Stored records
§
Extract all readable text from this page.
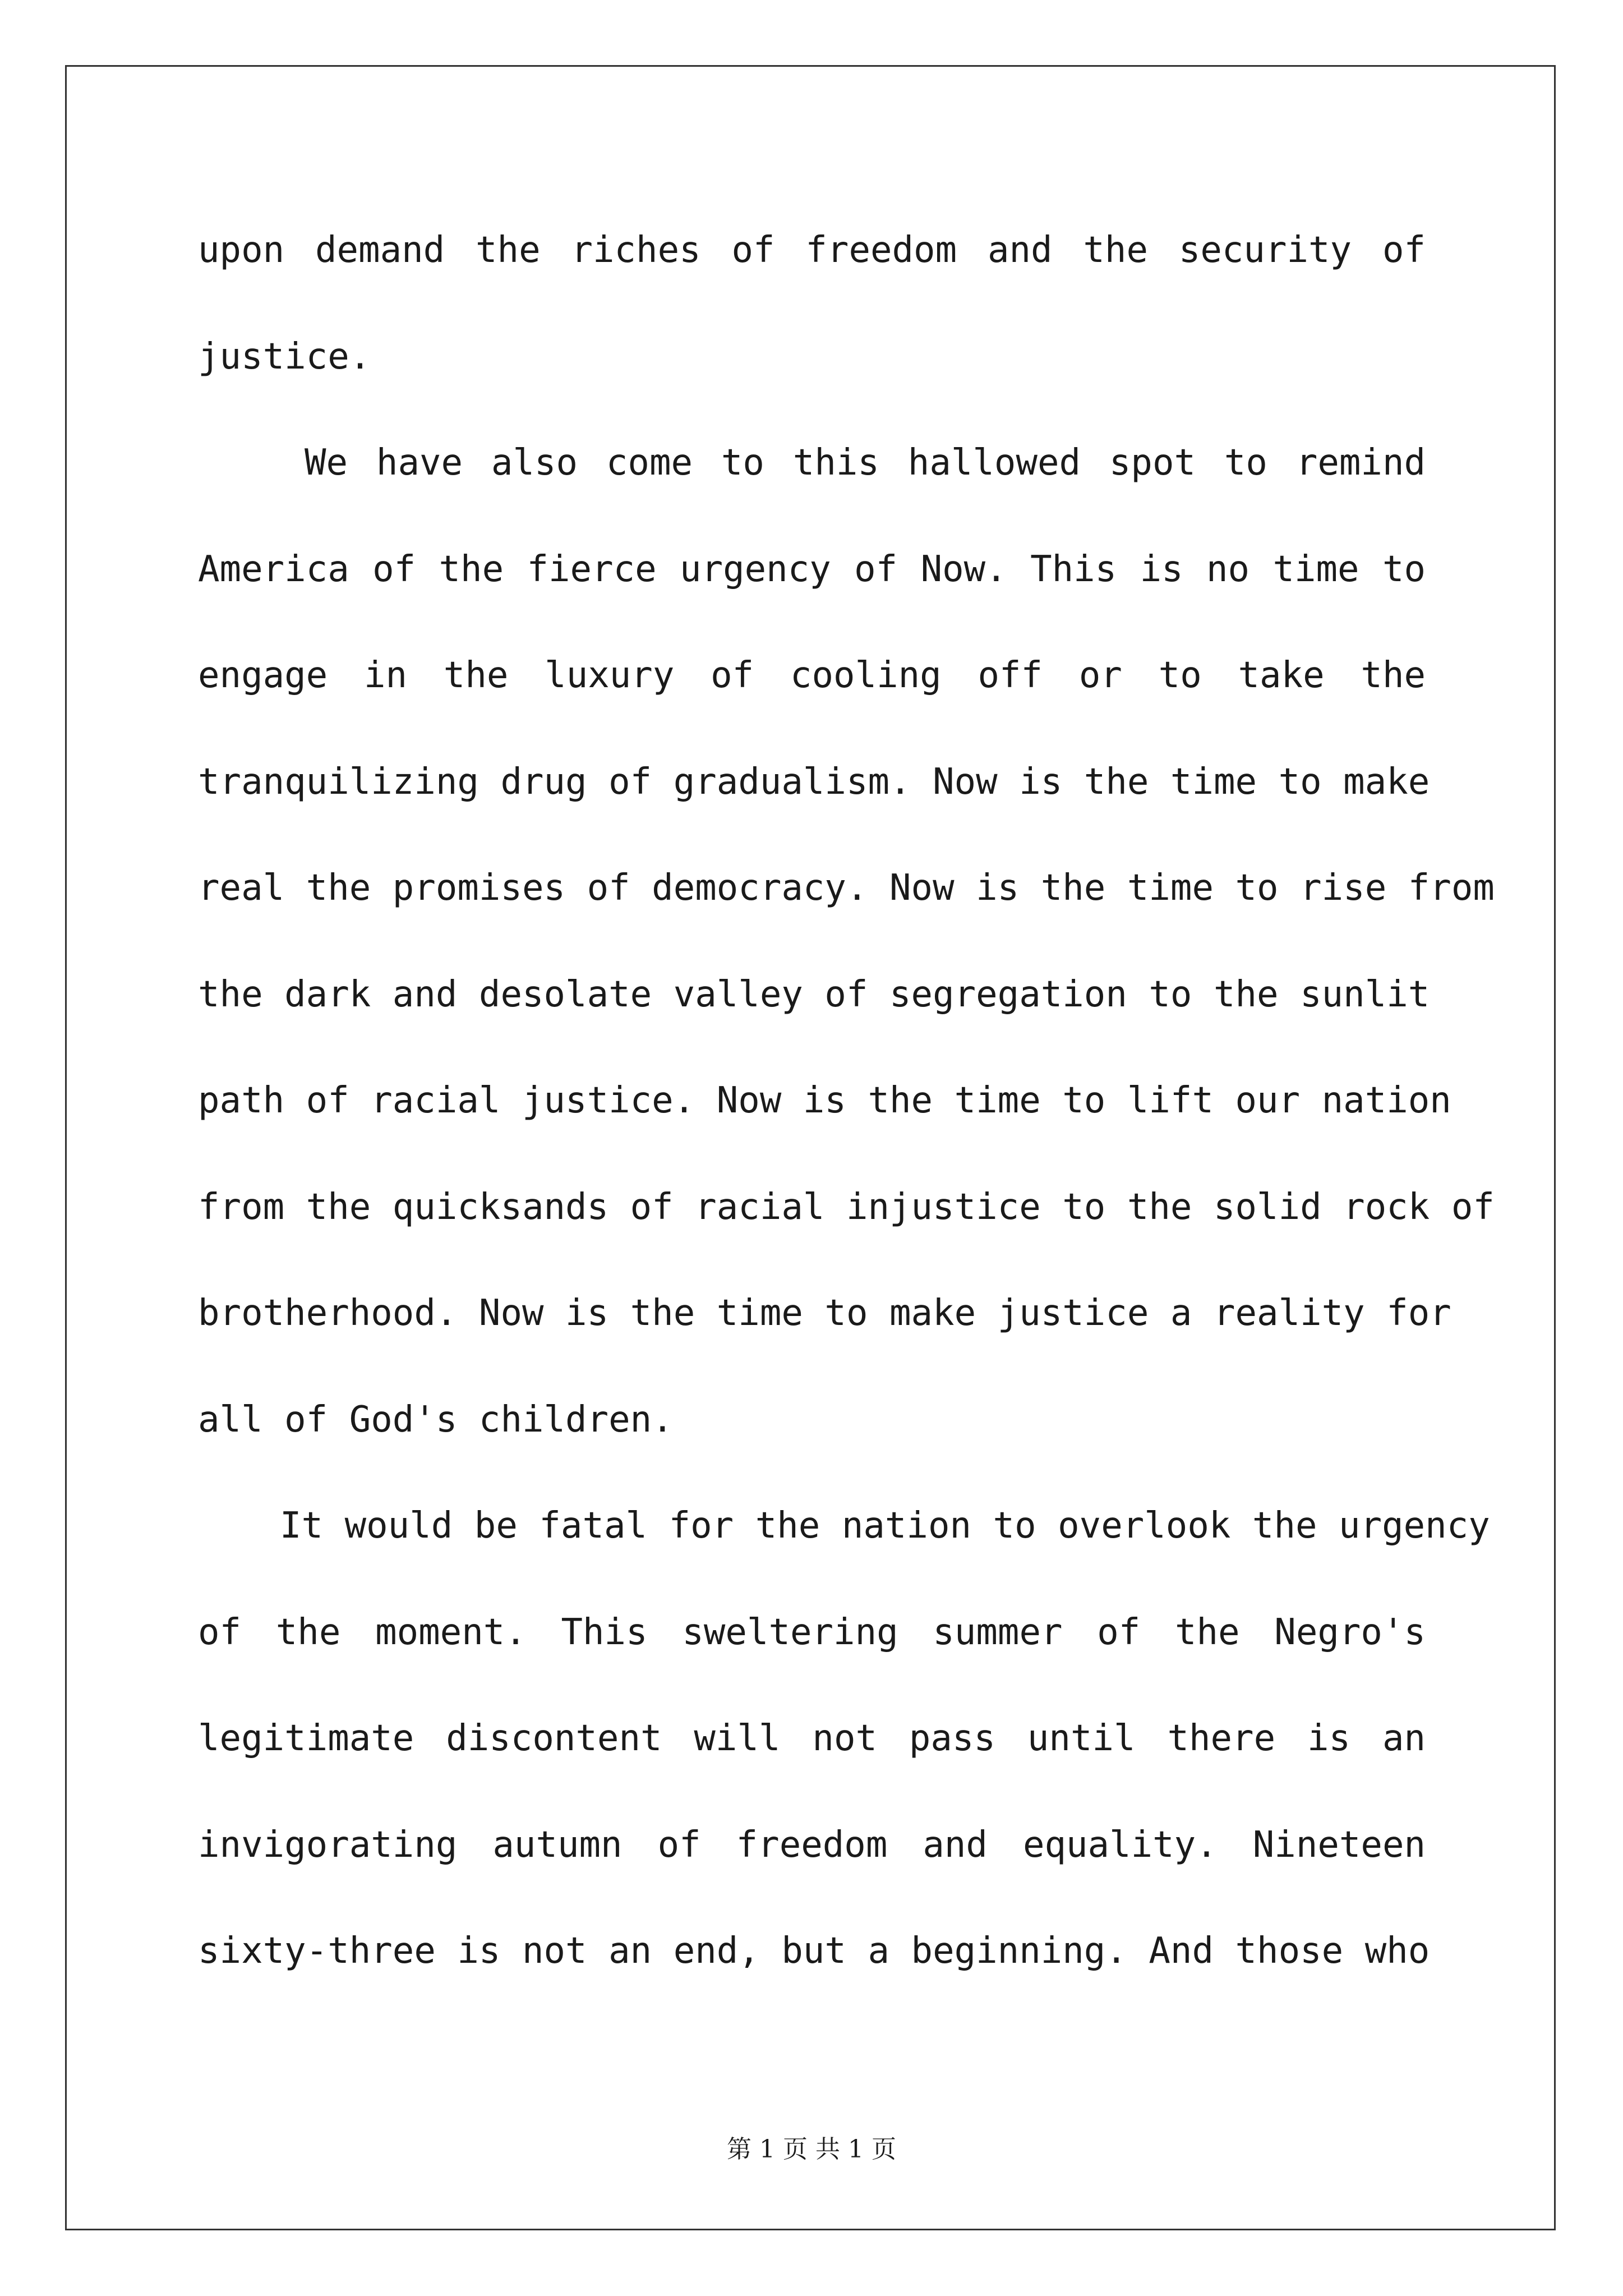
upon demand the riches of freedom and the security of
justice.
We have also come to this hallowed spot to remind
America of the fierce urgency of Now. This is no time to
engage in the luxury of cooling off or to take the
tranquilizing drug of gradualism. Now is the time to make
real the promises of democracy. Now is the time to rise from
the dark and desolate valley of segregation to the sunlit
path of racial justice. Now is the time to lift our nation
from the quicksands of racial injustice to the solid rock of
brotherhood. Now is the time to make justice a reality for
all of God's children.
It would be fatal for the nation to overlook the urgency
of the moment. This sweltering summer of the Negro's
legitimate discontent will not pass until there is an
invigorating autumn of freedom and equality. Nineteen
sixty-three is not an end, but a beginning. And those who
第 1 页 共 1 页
§
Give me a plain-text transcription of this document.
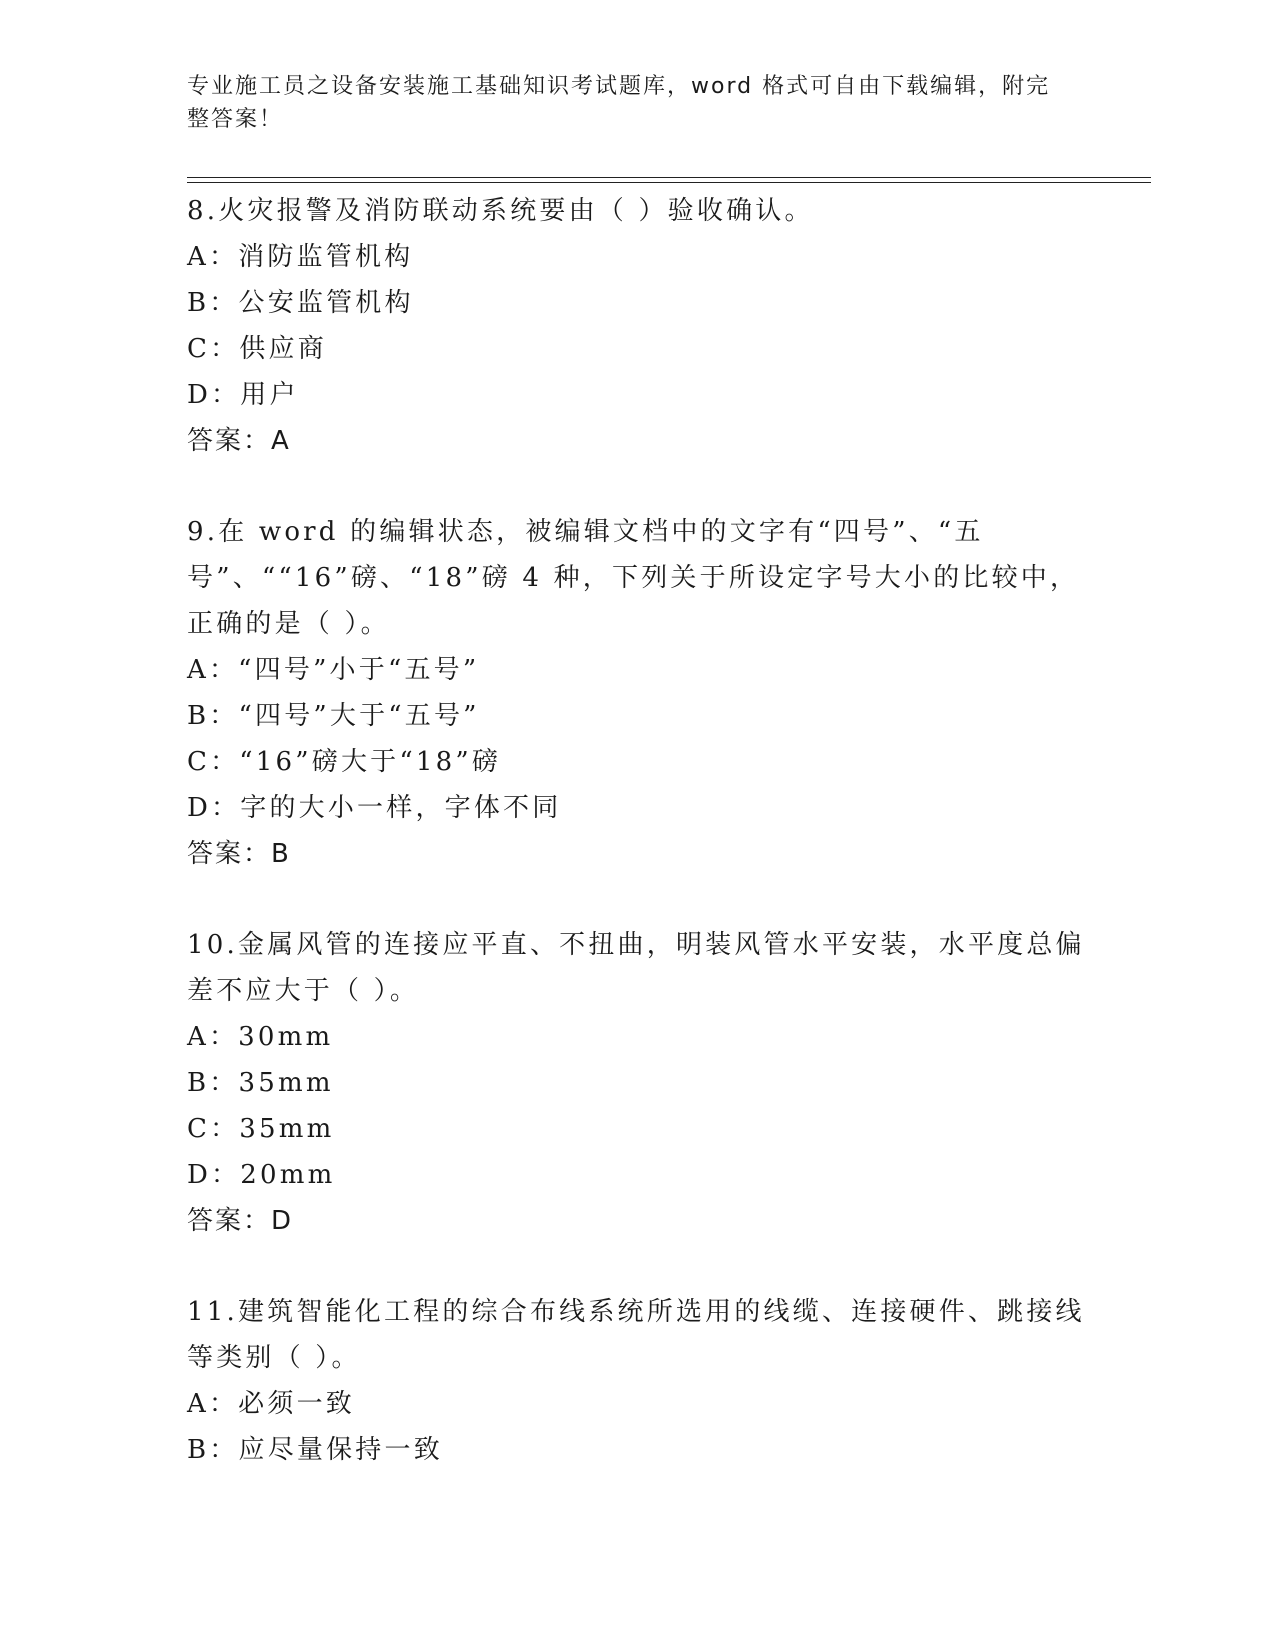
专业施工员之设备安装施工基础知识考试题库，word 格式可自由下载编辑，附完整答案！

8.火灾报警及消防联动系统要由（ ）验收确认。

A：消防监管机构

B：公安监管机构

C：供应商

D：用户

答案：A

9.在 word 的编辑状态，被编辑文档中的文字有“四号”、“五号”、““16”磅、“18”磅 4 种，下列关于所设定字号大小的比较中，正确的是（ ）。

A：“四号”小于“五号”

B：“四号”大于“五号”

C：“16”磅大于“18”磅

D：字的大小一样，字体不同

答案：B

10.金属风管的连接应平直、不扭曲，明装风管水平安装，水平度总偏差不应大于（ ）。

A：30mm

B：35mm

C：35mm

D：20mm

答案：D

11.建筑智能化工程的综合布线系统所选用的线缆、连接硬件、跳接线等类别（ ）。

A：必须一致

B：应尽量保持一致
§
| SHORT PROBLEM |
Where a line of the records above holds the word "from", copy that line.

| SOLVED PROBLEM |
Extract all readable text from this page.
real the promises of democracy. Now is the time to rise from
from the quicksands of racial injustice to the solid rock of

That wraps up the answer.